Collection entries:
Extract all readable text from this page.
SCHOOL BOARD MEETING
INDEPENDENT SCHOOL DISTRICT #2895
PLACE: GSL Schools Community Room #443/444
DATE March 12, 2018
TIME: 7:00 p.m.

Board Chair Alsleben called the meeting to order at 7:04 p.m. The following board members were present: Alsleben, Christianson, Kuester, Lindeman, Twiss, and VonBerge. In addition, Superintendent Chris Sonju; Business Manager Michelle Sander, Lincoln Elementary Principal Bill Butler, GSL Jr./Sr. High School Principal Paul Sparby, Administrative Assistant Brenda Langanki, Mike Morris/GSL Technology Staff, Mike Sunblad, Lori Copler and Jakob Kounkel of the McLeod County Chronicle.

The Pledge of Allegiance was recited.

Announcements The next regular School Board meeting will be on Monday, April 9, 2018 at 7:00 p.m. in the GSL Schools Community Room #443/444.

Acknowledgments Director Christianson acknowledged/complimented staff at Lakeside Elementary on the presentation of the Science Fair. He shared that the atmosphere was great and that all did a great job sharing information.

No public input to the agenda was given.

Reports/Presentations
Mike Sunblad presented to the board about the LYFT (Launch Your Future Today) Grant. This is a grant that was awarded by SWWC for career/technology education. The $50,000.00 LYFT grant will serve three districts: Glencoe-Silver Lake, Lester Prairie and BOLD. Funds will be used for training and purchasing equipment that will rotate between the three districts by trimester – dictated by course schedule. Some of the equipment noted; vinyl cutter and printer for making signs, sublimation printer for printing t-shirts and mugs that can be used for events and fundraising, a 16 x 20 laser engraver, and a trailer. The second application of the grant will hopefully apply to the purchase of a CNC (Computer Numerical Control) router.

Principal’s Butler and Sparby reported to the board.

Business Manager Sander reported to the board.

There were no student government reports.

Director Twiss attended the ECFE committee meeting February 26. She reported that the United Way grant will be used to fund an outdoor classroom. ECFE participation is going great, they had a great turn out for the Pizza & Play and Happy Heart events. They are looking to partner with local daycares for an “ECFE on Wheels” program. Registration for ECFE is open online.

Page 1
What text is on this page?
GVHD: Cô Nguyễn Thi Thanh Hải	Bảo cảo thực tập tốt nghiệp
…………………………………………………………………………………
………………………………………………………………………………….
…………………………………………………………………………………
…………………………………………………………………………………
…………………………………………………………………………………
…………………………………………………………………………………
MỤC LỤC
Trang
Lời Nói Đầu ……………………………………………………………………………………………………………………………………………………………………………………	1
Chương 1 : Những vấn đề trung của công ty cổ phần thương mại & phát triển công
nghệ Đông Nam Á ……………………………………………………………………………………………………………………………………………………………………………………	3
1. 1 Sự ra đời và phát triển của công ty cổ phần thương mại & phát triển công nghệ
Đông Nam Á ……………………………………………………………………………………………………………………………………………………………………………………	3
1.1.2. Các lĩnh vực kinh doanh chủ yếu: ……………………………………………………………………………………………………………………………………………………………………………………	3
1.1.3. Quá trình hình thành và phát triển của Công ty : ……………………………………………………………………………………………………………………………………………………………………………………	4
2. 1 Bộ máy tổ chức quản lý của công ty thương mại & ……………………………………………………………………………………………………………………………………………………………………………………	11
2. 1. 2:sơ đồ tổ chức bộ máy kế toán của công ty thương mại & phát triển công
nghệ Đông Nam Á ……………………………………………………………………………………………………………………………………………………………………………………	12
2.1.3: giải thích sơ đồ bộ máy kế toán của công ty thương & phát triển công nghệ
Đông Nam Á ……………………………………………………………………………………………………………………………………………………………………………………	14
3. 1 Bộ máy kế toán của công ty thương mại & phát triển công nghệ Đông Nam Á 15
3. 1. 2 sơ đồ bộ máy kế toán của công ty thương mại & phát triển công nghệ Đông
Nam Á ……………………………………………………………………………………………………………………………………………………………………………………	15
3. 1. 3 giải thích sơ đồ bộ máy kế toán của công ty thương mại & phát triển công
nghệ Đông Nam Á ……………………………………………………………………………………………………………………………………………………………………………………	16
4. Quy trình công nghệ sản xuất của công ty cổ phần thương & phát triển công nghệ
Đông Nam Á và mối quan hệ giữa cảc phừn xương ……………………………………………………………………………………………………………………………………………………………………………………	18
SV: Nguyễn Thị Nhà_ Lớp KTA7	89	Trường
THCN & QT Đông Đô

### Exercise aim
Show every line that contains the word "chức".

### Written solution
2. 1 Bộ máy tổ chức quản lý của công ty thương mại & ……………………………………………………………………………………………………………………………………………………………………………………	11
2. 1. 2:sơ đồ tổ chức bộ máy kế toán của công ty thương mại & phát triển công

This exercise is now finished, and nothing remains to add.